» Exercise:
Search the records for the word "vehicula" and pick out every line that has it.

====== Items

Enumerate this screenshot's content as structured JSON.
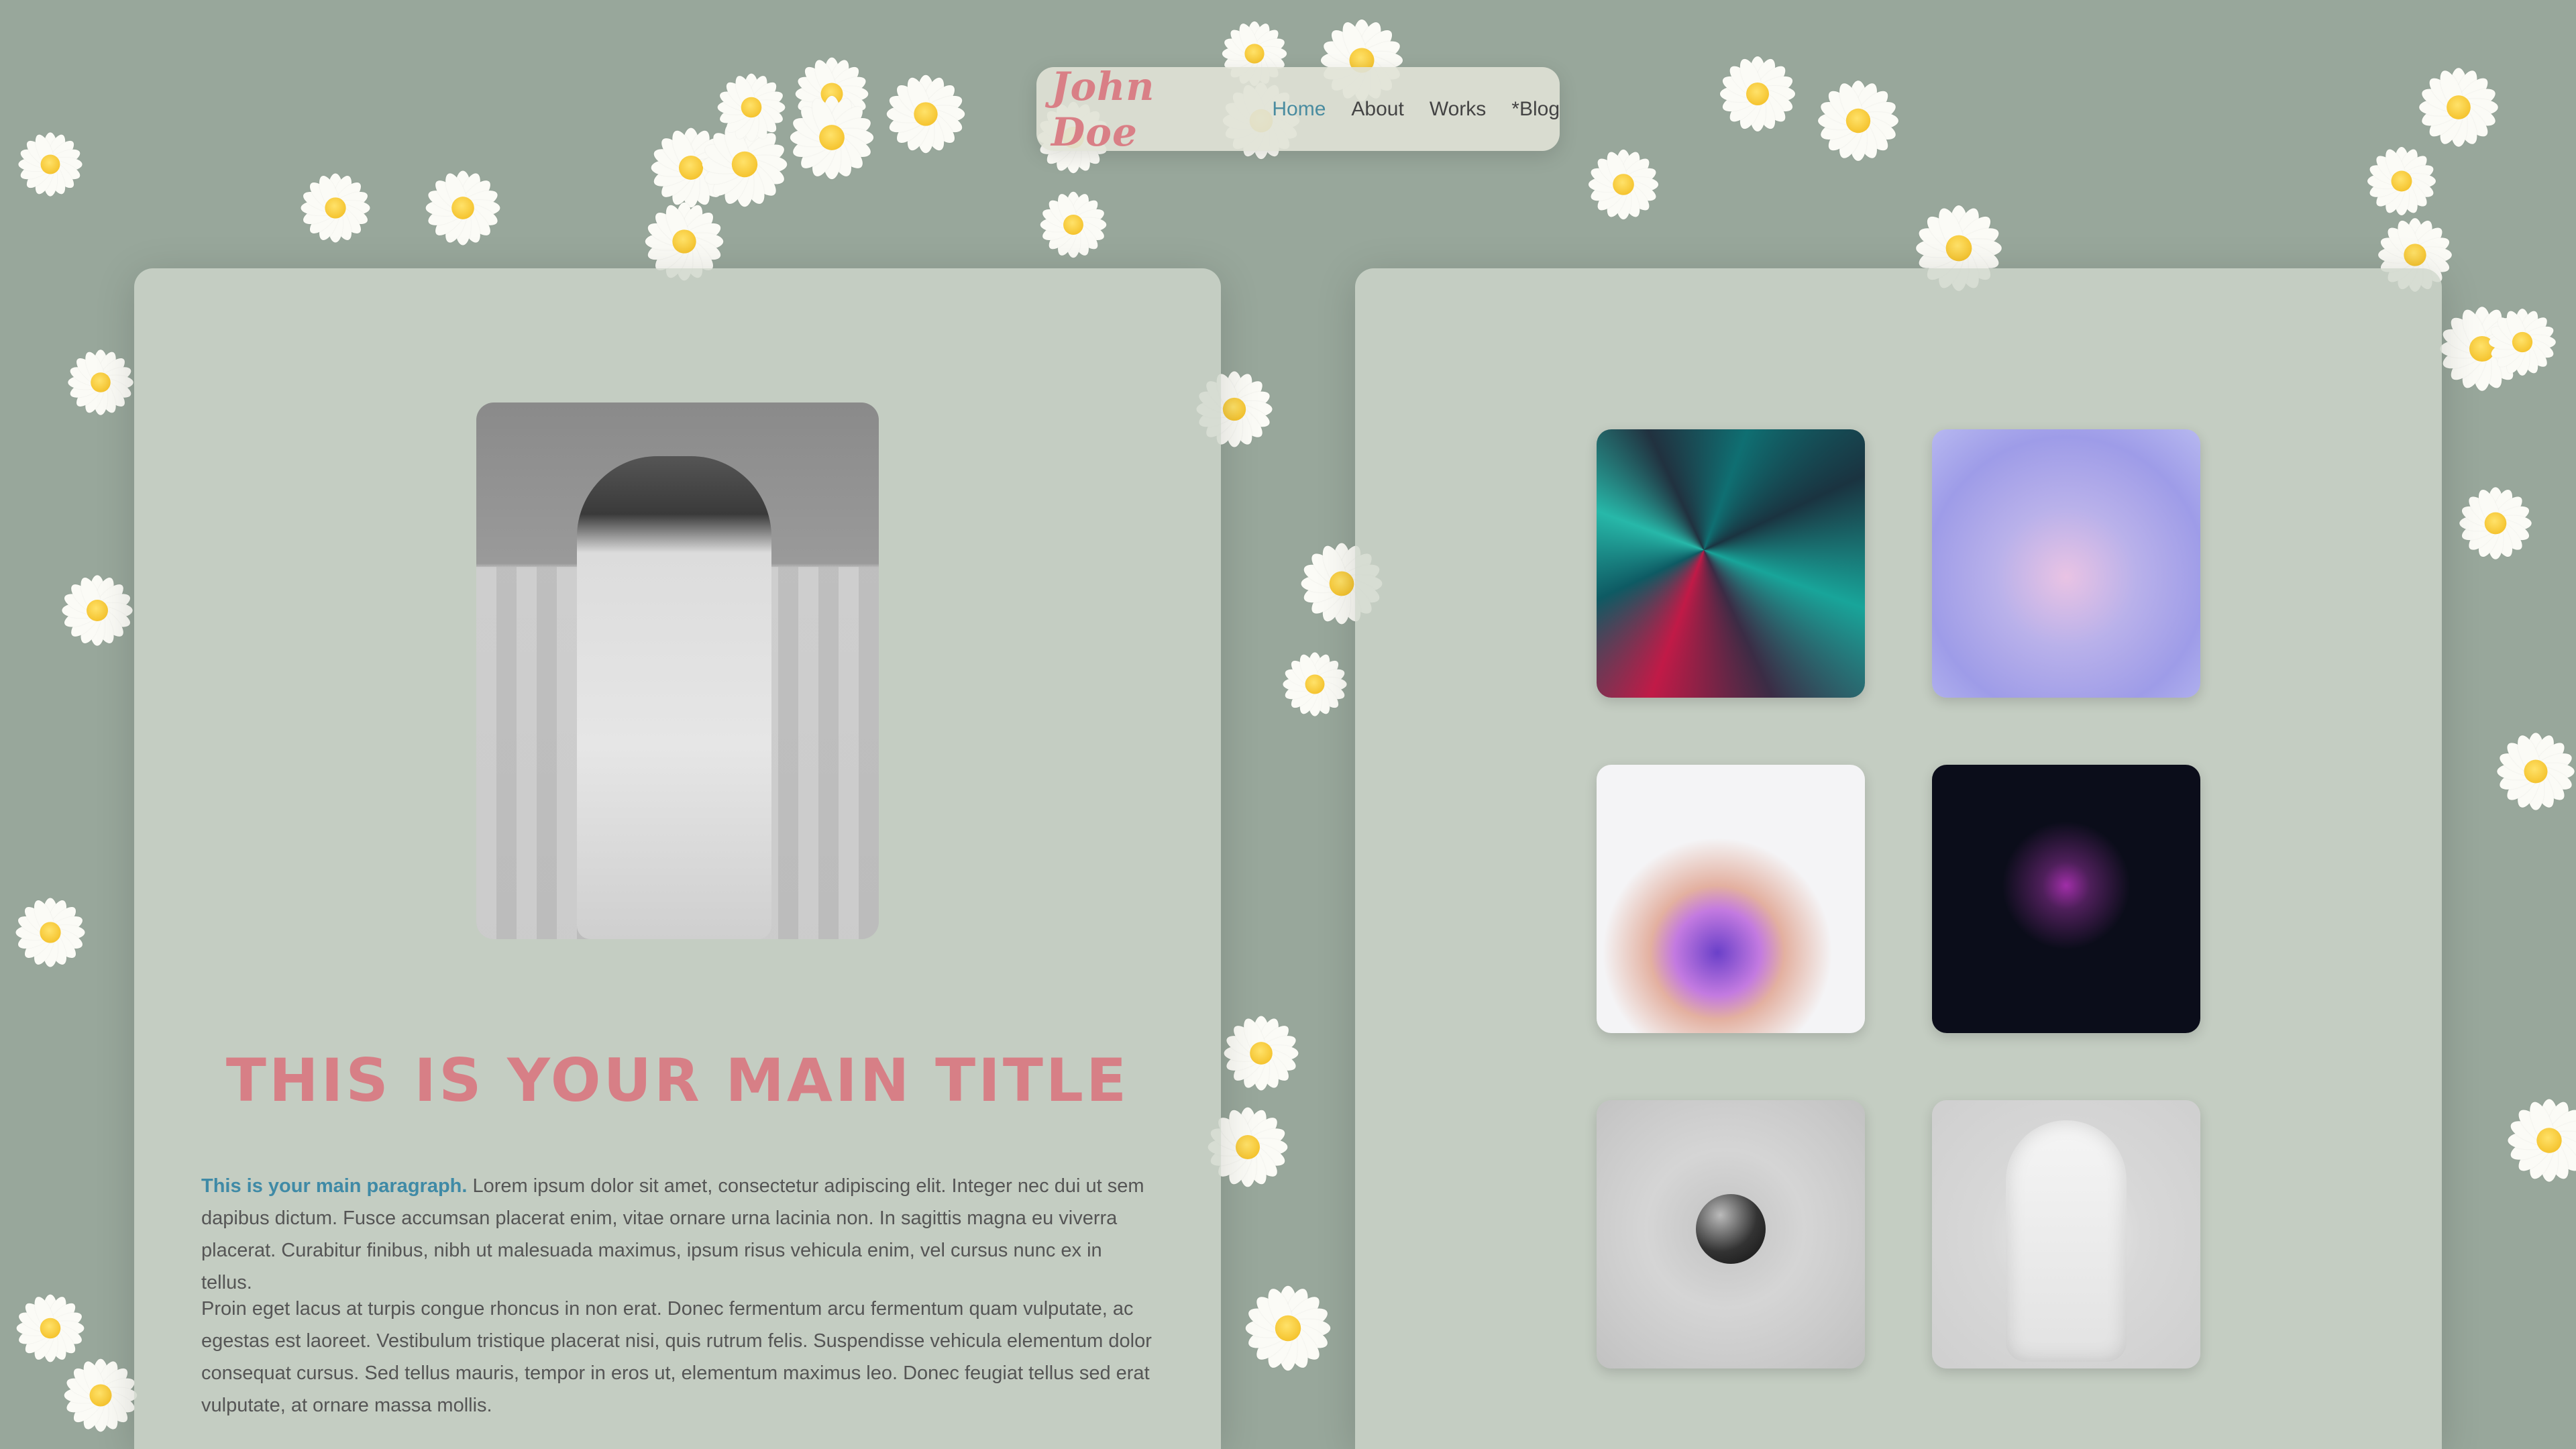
{
  "site": {
    "logo": "John Doe",
    "nav": [
      {
        "label": "Home",
        "active": true
      },
      {
        "label": "About",
        "active": false
      },
      {
        "label": "Works",
        "active": false
      },
      {
        "label": "*Blog",
        "active": false
      }
    ]
  },
  "hero": {
    "title": "THIS IS YOUR MAIN TITLE",
    "paragraph1_lead": "This is your main paragraph.",
    "paragraph1_body": " Lorem ipsum dolor sit amet, consectetur adipiscing elit. Integer nec dui ut sem dapibus dictum. Fusce accumsan placerat enim, vitae ornare urna lacinia non. In sagittis magna eu viverra placerat. Curabitur finibus, nibh ut malesuada maximus, ipsum risus vehicula enim, vel cursus nunc ex in tellus.",
    "paragraph2": "Proin eget lacus at turpis congue rhoncus in non erat. Donec fermentum arcu fermentum quam vulputate, ac egestas est laoreet. Vestibulum tristique placerat nisi, quis rutrum felis. Suspendisse vehicula elementum dolor consequat cursus. Sed tellus mauris, tempor in eros ut, elementum maximus leo. Donec feugiat tellus sed erat vulputate, at ornare massa mollis."
  },
  "colors": {
    "background": "#98a79b",
    "accent_pink": "#d77f86",
    "accent_blue": "#3f8aa6"
  },
  "gallery": [
    {
      "name": "teal-crystal-art"
    },
    {
      "name": "lavender-swirl-art"
    },
    {
      "name": "liquid-splash-art"
    },
    {
      "name": "purple-coat-figure"
    },
    {
      "name": "metal-sphere"
    },
    {
      "name": "cracked-bust-statue"
    }
  ]
}
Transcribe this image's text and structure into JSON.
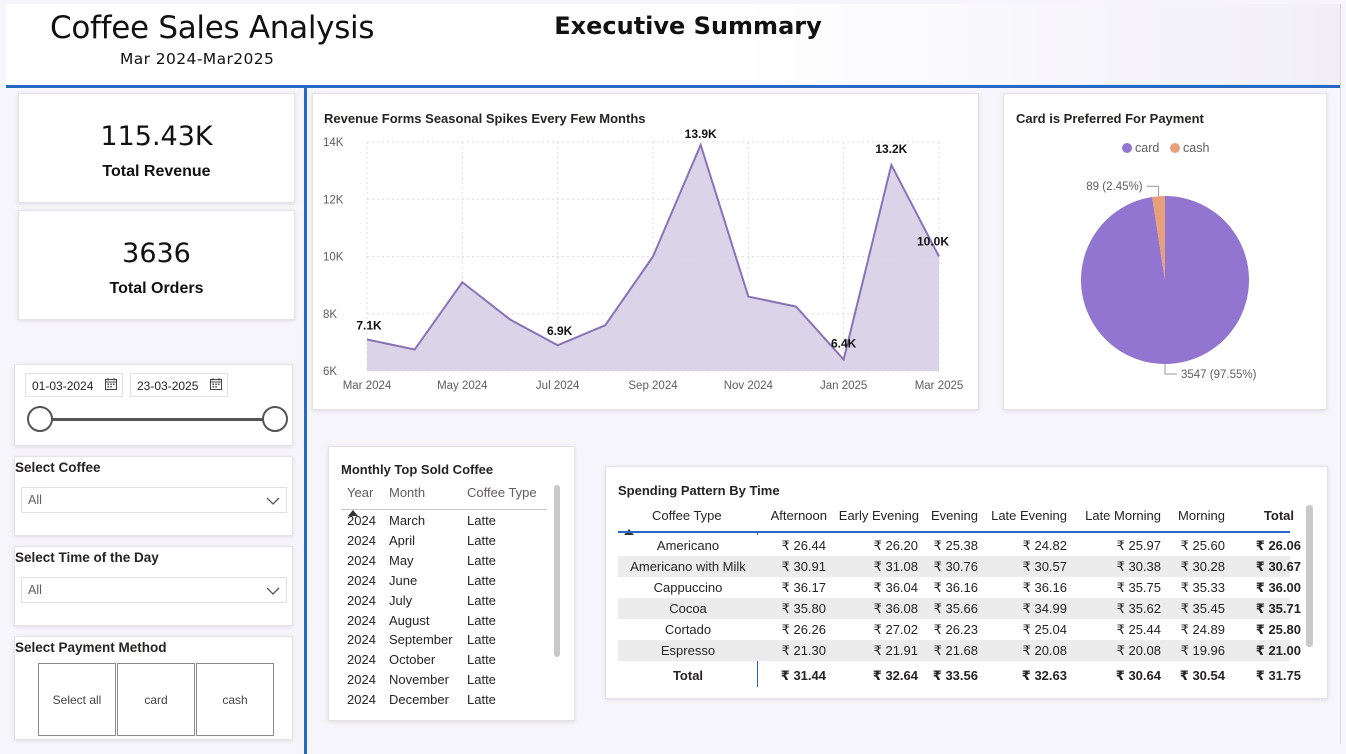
{
  "header": {
    "app_title": "Coffee Sales Analysis",
    "app_subtitle": "Mar 2024-Mar2025",
    "page_title": "Executive Summary"
  },
  "kpis": {
    "revenue": {
      "value": "115.43K",
      "label": "Total Revenue"
    },
    "orders": {
      "value": "3636",
      "label": "Total Orders"
    }
  },
  "filters": {
    "date_start": "01-03-2024",
    "date_end": "23-03-2025",
    "coffee": {
      "title": "Select Coffee",
      "value": "All"
    },
    "time_of_day": {
      "title": "Select Time of the Day",
      "value": "All"
    },
    "payment": {
      "title": "Select Payment Method",
      "options": [
        "Select all",
        "card",
        "cash"
      ]
    }
  },
  "colors": {
    "accent_blue": "#2767c6",
    "series_purple": "#8a72b8",
    "area_fill": "#d7cfe6",
    "card_slice": "#9175d0",
    "cash_slice": "#e8a07a"
  },
  "chart_data": [
    {
      "type": "area",
      "title": "Revenue Forms Seasonal Spikes Every Few Months",
      "x": [
        "Mar 2024",
        "Apr 2024",
        "May 2024",
        "Jun 2024",
        "Jul 2024",
        "Aug 2024",
        "Sep 2024",
        "Oct 2024",
        "Nov 2024",
        "Dec 2024",
        "Jan 2025",
        "Feb 2025",
        "Mar 2025"
      ],
      "x_tick_labels": [
        "Mar 2024",
        "May 2024",
        "Jul 2024",
        "Sep 2024",
        "Nov 2024",
        "Jan 2025",
        "Mar 2025"
      ],
      "values": [
        7100,
        6750,
        9100,
        7800,
        6900,
        7600,
        10000,
        13900,
        8600,
        8250,
        6400,
        13200,
        10000
      ],
      "data_labels": [
        {
          "index": 0,
          "text": "7.1K"
        },
        {
          "index": 4,
          "text": "6.9K"
        },
        {
          "index": 7,
          "text": "13.9K"
        },
        {
          "index": 10,
          "text": "6.4K"
        },
        {
          "index": 11,
          "text": "13.2K"
        },
        {
          "index": 12,
          "text": "10.0K"
        }
      ],
      "y_ticks": [
        "6K",
        "8K",
        "10K",
        "12K",
        "14K"
      ],
      "ylim": [
        6000,
        14000
      ],
      "grid": true
    },
    {
      "type": "pie",
      "title": "Card is Preferred For Payment",
      "legend": "top",
      "slices": [
        {
          "name": "card",
          "value": 3547,
          "label": "3547 (97.55%)"
        },
        {
          "name": "cash",
          "value": 89,
          "label": "89 (2.45%)"
        }
      ]
    }
  ],
  "top_sold": {
    "title": "Monthly Top Sold Coffee",
    "columns": [
      "Year",
      "Month",
      "Coffee Type"
    ],
    "rows": [
      [
        "2024",
        "March",
        "Latte"
      ],
      [
        "2024",
        "April",
        "Latte"
      ],
      [
        "2024",
        "May",
        "Latte"
      ],
      [
        "2024",
        "June",
        "Latte"
      ],
      [
        "2024",
        "July",
        "Latte"
      ],
      [
        "2024",
        "August",
        "Latte"
      ],
      [
        "2024",
        "September",
        "Latte"
      ],
      [
        "2024",
        "October",
        "Latte"
      ],
      [
        "2024",
        "November",
        "Latte"
      ],
      [
        "2024",
        "December",
        "Latte"
      ]
    ]
  },
  "spending": {
    "title": "Spending Pattern By Time",
    "columns": [
      "Coffee Type",
      "Afternoon",
      "Early Evening",
      "Evening",
      "Late Evening",
      "Late Morning",
      "Morning",
      "Total"
    ],
    "rows": [
      [
        "Americano",
        "₹ 26.44",
        "₹ 26.20",
        "₹ 25.38",
        "₹ 24.82",
        "₹ 25.97",
        "₹ 25.60",
        "₹ 26.06"
      ],
      [
        "Americano with Milk",
        "₹ 30.91",
        "₹ 31.08",
        "₹ 30.76",
        "₹ 30.57",
        "₹ 30.38",
        "₹ 30.28",
        "₹ 30.67"
      ],
      [
        "Cappuccino",
        "₹ 36.17",
        "₹ 36.04",
        "₹ 36.16",
        "₹ 36.16",
        "₹ 35.75",
        "₹ 35.33",
        "₹ 36.00"
      ],
      [
        "Cocoa",
        "₹ 35.80",
        "₹ 36.08",
        "₹ 35.66",
        "₹ 34.99",
        "₹ 35.62",
        "₹ 35.45",
        "₹ 35.71"
      ],
      [
        "Cortado",
        "₹ 26.26",
        "₹ 27.02",
        "₹ 26.23",
        "₹ 25.04",
        "₹ 25.44",
        "₹ 24.89",
        "₹ 25.80"
      ],
      [
        "Espresso",
        "₹ 21.30",
        "₹ 21.91",
        "₹ 21.68",
        "₹ 20.08",
        "₹ 20.08",
        "₹ 19.96",
        "₹ 21.00"
      ]
    ],
    "total": [
      "Total",
      "₹ 31.44",
      "₹ 32.64",
      "₹ 33.56",
      "₹ 32.63",
      "₹ 30.64",
      "₹ 30.54",
      "₹ 31.75"
    ]
  }
}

============

» Full solution:
    "paragraph1_body": " Lorem ipsum dolor sit amet, consectetur adipiscing elit. Integer nec dui ut sem dapibus dictum. Fusce accumsan placerat enim, vitae ornare urna lacinia non. In sagittis magna eu viverra placerat. Curabitur finibus, nibh ut malesuada maximus, ipsum risus vehicula enim, vel cursus nunc ex in tellus.",
    "paragraph2": "Proin eget lacus at turpis congue rhoncus in non erat. Donec fermentum arcu fermentum quam vulputate, ac egestas est laoreet. Vestibulum tristique placerat nisi, quis rutrum felis. Suspendisse vehicula elementum dolor consequat cursus. Sed tellus mauris, tempor in eros ut, elementum maximus leo. Donec feugiat tellus sed erat vulputate, at ornare massa mollis."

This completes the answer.